Launching Union Station Farmers Market with Brian Coppom | Boulder County Farmers Market

“…What the markets offer in this growers-only context is an opportunity to reconnect to the food in a very meaningful way and it happens really simply by actually having that authentic connection to the source.” – Brian Coppom

The heart of Denver finally has its own farmers market! Union Station Farmers Market will launch on Saturday, June 6 and run weekly until October 22nd.

Union Station Farmers Market is operated by Boulder County Farmers Markets (BCFM), the non-profit that already runs the very well-respected and established farmers markets in Boulder and Longmont. According to their website, “We are a nonprofit organization operating producer-only farmers markets in Colorado since 1987. Our mission is to support, promote and expand local agriculture, making fresh products accessible to our community and strengthening relationships between local food producers and food consumers.”
----
■ GIVEN TASK 1 ■
Quote the Union Station Farmers Market page from "The heart of" down to "until October 22nd.".
■ GIVEN TASK 2 ■
According to the Union Station Farmers Market page, on what date will the market launch?
The data after this text isn't needed.

■ DATA BLOCK ■
----
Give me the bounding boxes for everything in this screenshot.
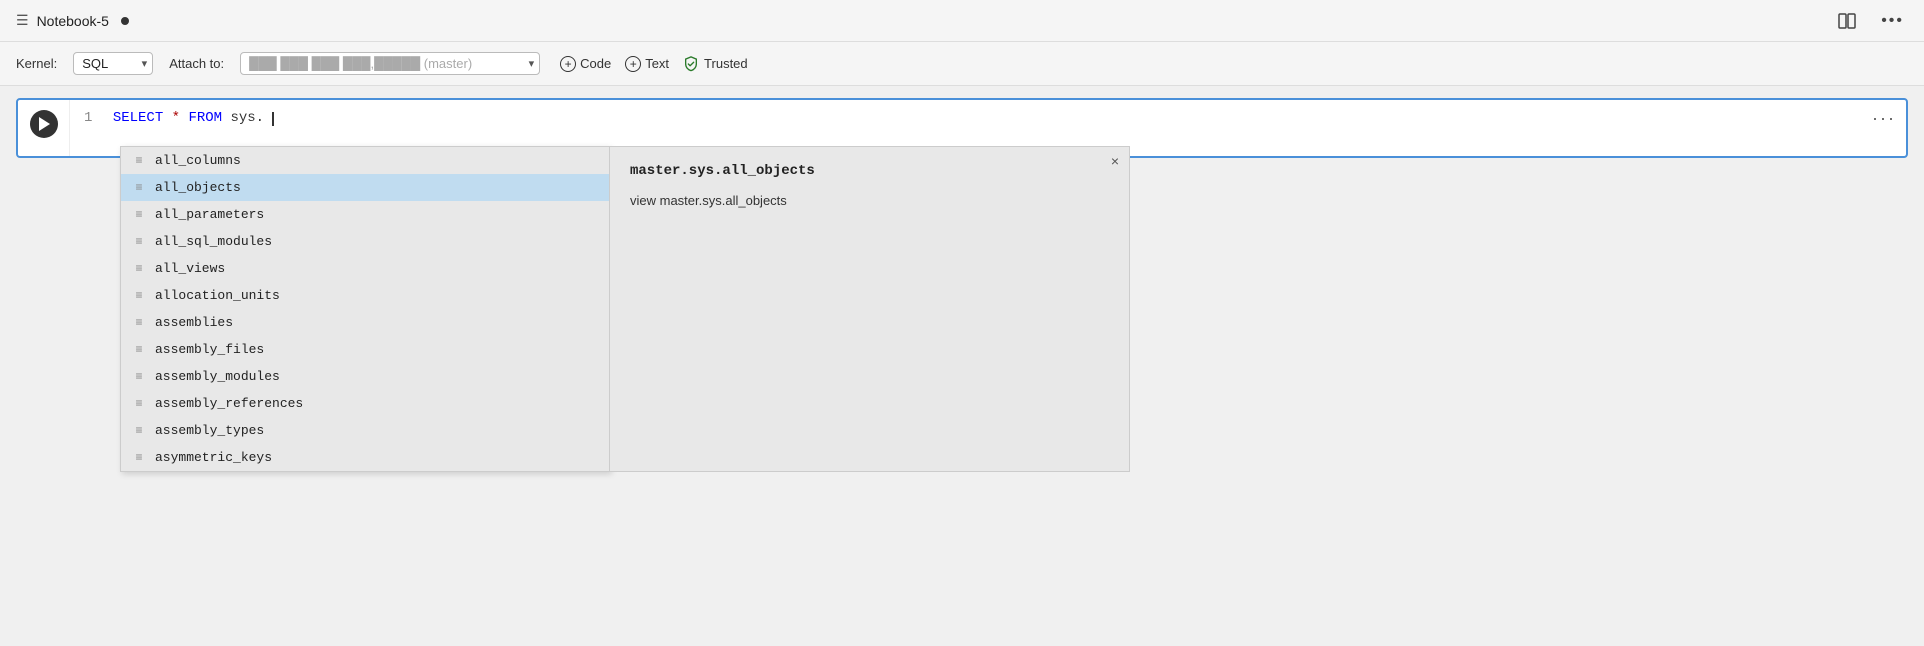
----
■ COMPLETE ANSWER 1 ■
The heart of Denver finally has its own farmers market! Union Station Farmers Market will launch on Saturday, June 6 and run weekly until October 22nd.

■ COMPLETE ANSWER 2 ■
Saturday, June 6